=== Prompt ===
Write the material out again exactly as it stands.

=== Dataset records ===
▶

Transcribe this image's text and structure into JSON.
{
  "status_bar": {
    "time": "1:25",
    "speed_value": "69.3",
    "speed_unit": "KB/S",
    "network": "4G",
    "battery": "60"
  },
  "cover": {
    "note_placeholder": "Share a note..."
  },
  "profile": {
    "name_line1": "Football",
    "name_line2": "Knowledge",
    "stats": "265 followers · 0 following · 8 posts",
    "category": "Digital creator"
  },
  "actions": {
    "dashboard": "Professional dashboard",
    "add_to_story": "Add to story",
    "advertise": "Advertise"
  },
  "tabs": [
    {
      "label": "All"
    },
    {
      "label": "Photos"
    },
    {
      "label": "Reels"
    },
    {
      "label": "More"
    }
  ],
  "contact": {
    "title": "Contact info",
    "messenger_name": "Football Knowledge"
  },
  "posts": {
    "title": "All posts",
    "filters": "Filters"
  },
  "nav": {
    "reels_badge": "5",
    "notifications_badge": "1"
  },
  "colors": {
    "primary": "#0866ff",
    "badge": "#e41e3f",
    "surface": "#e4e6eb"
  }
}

◀

=== Answer to this task ===
Transcribe this image's text and structure into JSON.
{
  "status_bar": {
    "time": "1:25",
    "speed_value": "69.3",
    "speed_unit": "KB/S",
    "network": "4G",
    "battery": "60"
  },
  "cover": {
    "note_placeholder": "Share a note..."
  },
  "profile": {
    "name_line1": "Football",
    "name_line2": "Knowledge",
    "stats": "265 followers · 0 following · 8 posts",
    "category": "Digital creator"
  },
  "actions": {
    "dashboard": "Professional dashboard",
    "add_to_story": "Add to story",
    "advertise": "Advertise"
  },
  "tabs": [
    {
      "label": "All"
    },
    {
      "label": "Photos"
    },
    {
      "label": "Reels"
    },
    {
      "label": "More"
    }
  ],
  "contact": {
    "title": "Contact info",
    "messenger_name": "Football Knowledge"
  },
  "posts": {
    "title": "All posts",
    "filters": "Filters"
  },
  "nav": {
    "reels_badge": "5",
    "notifications_badge": "1"
  },
  "colors": {
    "primary": "#0866ff",
    "badge": "#e41e3f",
    "surface": "#e4e6eb"
  }
}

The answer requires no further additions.